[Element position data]
[start]

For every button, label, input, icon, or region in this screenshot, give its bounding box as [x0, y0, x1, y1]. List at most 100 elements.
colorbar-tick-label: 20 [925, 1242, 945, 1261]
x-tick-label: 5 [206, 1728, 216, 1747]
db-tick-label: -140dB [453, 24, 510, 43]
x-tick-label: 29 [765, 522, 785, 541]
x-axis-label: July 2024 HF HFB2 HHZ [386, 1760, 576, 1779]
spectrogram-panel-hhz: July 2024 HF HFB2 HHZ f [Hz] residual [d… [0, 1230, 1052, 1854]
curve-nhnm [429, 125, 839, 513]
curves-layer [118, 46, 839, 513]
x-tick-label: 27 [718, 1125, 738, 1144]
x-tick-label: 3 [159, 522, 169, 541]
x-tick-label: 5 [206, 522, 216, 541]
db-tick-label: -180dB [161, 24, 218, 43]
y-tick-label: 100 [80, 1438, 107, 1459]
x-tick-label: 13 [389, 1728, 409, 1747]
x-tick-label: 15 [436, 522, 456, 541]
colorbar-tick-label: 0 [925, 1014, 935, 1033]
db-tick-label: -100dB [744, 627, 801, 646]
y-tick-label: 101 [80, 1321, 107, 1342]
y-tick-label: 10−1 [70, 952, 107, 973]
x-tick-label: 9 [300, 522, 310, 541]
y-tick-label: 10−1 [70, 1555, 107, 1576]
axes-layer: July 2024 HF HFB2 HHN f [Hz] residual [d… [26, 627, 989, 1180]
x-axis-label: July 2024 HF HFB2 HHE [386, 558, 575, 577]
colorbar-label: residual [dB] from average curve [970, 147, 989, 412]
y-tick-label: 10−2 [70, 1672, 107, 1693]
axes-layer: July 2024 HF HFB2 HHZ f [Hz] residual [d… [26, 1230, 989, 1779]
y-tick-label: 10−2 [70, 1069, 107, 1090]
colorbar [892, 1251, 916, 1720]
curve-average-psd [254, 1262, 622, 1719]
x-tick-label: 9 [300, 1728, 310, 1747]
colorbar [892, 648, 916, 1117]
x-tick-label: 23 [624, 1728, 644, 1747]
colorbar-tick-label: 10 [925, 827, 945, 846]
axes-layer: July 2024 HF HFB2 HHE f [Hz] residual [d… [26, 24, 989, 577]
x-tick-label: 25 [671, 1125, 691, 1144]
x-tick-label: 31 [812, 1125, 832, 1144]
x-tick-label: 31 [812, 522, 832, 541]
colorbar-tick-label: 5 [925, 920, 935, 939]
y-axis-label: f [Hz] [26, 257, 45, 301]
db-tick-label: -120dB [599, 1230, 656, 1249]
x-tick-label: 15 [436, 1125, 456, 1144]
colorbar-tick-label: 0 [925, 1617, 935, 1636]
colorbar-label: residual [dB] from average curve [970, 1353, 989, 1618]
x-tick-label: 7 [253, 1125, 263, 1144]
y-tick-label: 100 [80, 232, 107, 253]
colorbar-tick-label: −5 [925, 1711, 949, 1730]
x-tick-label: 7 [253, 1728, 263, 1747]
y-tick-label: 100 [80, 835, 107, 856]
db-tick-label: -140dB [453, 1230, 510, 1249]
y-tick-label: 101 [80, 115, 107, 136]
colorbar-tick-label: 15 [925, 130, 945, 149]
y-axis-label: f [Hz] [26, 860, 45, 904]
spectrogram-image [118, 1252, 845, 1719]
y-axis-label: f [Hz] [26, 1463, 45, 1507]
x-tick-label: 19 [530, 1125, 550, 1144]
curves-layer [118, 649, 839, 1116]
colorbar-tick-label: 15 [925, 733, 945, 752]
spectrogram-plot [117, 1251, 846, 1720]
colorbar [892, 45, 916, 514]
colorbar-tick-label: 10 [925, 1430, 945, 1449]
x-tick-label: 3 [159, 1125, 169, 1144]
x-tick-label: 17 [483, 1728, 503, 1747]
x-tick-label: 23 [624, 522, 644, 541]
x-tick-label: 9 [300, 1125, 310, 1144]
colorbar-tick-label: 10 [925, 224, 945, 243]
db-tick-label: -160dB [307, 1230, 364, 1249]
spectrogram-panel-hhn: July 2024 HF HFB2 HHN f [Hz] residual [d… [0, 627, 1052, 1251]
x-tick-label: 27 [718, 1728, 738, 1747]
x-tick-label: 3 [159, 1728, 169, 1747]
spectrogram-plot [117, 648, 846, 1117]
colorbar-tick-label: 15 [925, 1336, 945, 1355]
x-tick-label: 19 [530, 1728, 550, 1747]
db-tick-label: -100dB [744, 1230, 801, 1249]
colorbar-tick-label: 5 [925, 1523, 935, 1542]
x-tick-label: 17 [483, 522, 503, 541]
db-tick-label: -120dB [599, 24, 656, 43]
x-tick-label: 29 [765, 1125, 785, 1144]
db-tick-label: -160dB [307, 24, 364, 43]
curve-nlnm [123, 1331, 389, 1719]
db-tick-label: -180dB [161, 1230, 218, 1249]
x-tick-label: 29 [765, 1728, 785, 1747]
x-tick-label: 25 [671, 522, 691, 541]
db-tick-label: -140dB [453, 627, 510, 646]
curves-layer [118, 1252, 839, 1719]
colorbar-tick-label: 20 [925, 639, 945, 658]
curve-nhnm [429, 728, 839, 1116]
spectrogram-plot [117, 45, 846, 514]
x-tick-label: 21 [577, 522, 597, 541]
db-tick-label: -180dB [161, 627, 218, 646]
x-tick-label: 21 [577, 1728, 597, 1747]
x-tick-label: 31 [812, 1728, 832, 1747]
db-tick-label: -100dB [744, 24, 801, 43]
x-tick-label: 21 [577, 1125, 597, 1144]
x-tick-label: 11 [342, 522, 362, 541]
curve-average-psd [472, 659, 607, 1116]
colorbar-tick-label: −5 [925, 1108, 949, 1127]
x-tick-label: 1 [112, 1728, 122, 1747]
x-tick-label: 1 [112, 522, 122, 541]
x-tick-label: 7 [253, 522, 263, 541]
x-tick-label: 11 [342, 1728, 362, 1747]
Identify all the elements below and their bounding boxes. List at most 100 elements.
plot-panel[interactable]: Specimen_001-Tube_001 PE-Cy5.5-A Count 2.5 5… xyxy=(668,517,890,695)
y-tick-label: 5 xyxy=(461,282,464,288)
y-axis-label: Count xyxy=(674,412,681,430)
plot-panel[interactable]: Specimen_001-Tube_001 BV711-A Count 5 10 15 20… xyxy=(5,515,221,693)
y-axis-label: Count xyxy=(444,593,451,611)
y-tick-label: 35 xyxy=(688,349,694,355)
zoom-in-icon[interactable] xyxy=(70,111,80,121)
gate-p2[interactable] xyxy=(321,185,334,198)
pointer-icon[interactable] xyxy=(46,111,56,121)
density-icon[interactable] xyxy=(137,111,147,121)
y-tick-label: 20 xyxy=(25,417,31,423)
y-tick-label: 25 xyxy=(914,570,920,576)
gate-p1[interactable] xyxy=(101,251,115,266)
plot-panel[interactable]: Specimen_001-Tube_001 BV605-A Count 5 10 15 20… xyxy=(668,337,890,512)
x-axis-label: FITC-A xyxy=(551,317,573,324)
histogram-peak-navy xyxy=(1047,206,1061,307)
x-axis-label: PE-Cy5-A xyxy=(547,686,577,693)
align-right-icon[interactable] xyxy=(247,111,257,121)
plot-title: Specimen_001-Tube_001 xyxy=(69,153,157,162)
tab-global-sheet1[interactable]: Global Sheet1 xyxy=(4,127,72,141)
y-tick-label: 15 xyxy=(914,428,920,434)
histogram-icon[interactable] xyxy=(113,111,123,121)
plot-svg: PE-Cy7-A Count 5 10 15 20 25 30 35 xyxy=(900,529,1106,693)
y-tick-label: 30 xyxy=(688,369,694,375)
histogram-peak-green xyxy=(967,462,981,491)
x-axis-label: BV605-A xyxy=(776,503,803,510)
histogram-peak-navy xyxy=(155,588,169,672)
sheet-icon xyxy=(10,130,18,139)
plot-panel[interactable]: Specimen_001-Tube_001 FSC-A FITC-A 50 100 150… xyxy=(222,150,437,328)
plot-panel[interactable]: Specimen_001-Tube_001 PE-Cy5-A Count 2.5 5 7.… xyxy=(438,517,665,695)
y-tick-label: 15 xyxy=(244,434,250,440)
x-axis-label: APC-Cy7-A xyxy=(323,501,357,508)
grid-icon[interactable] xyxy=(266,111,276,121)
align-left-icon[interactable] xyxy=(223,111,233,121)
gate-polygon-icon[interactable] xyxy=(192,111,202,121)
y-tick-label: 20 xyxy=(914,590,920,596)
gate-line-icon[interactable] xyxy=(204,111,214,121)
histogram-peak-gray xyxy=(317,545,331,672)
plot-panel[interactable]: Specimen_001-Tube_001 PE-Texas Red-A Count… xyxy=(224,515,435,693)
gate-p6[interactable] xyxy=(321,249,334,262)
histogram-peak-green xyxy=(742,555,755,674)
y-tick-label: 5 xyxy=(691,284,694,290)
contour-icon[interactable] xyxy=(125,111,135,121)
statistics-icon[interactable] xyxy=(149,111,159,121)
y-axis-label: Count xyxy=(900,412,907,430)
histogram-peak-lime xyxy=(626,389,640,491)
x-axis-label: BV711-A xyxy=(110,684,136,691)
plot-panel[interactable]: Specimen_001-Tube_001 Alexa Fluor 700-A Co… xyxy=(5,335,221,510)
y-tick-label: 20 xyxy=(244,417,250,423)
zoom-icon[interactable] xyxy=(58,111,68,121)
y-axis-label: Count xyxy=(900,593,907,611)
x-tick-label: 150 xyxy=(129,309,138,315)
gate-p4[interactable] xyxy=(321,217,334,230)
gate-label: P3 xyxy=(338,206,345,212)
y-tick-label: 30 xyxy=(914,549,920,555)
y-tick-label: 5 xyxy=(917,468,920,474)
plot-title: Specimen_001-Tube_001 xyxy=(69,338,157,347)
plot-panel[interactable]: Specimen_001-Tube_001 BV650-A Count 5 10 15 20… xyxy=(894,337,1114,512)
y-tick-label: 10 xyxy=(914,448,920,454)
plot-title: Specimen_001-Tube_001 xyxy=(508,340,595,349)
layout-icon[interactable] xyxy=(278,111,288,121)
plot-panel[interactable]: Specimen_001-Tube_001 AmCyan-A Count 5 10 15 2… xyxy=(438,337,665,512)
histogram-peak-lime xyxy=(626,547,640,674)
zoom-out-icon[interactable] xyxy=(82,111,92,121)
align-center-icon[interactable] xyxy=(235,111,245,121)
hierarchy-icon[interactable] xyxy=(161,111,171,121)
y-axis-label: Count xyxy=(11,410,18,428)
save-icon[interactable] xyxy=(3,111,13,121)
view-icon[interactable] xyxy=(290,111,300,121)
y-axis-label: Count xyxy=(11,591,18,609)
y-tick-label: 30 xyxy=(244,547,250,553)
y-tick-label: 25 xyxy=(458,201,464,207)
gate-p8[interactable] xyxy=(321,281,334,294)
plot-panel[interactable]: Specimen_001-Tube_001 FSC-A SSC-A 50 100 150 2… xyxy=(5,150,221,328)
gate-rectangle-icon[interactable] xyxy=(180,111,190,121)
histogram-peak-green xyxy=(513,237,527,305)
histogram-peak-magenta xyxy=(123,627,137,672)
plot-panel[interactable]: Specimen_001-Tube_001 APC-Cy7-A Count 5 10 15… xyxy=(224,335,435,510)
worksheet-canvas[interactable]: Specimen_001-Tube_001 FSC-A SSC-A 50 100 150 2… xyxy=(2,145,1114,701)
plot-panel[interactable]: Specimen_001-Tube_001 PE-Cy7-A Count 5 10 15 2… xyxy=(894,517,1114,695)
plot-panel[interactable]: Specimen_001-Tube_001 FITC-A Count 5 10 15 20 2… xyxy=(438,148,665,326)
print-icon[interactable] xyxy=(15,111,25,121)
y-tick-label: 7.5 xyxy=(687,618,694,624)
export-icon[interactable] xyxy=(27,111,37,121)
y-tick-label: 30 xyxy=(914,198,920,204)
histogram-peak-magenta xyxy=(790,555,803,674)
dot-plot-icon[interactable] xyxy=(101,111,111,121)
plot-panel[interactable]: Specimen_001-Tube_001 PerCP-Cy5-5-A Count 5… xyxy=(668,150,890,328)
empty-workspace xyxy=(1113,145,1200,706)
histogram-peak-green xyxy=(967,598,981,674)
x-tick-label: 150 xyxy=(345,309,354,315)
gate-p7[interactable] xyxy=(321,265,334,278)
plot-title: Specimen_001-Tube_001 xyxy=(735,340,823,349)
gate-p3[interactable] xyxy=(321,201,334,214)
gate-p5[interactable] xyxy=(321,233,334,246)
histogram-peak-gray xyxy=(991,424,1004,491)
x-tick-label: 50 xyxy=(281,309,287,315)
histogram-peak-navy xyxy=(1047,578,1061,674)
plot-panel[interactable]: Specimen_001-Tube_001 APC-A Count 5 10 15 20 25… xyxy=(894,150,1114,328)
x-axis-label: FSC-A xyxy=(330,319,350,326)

[end]

## Aim of the task
Substitute "decibel-tick-label" for "db-tick-label" in the data, starting at the beginning and going on through the line with "y-tick-label: 10−2 [70, 1672, 107, 1693]", and write out those lines with nothing else changed.

## Reply to the exercise
For every button, label, input, icon, or region in this screenshot, give its bounding box as [x0, y0, x1, y1]. List at most 100 elements.
colorbar-tick-label: 20 [925, 1242, 945, 1261]
x-tick-label: 5 [206, 1728, 216, 1747]
decibel-tick-label: -140dB [453, 24, 510, 43]
x-tick-label: 29 [765, 522, 785, 541]
x-axis-label: July 2024 HF HFB2 HHZ [386, 1760, 576, 1779]
spectrogram-panel-hhz: July 2024 HF HFB2 HHZ f [Hz] residual [d… [0, 1230, 1052, 1854]
curve-nhnm [429, 125, 839, 513]
curves-layer [118, 46, 839, 513]
x-tick-label: 27 [718, 1125, 738, 1144]
x-tick-label: 3 [159, 522, 169, 541]
x-tick-label: 5 [206, 522, 216, 541]
decibel-tick-label: -180dB [161, 24, 218, 43]
y-tick-label: 100 [80, 1438, 107, 1459]
x-tick-label: 13 [389, 1728, 409, 1747]
x-tick-label: 15 [436, 522, 456, 541]
colorbar-tick-label: 0 [925, 1014, 935, 1033]
decibel-tick-label: -100dB [744, 627, 801, 646]
y-tick-label: 101 [80, 1321, 107, 1342]
y-tick-label: 10−1 [70, 952, 107, 973]
x-tick-label: 9 [300, 522, 310, 541]
y-tick-label: 10−1 [70, 1555, 107, 1576]
axes-layer: July 2024 HF HFB2 HHN f [Hz] residual [d… [26, 627, 989, 1180]
x-axis-label: July 2024 HF HFB2 HHE [386, 558, 575, 577]
colorbar-label: residual [dB] from average curve [970, 147, 989, 412]
y-tick-label: 10−2 [70, 1672, 107, 1693]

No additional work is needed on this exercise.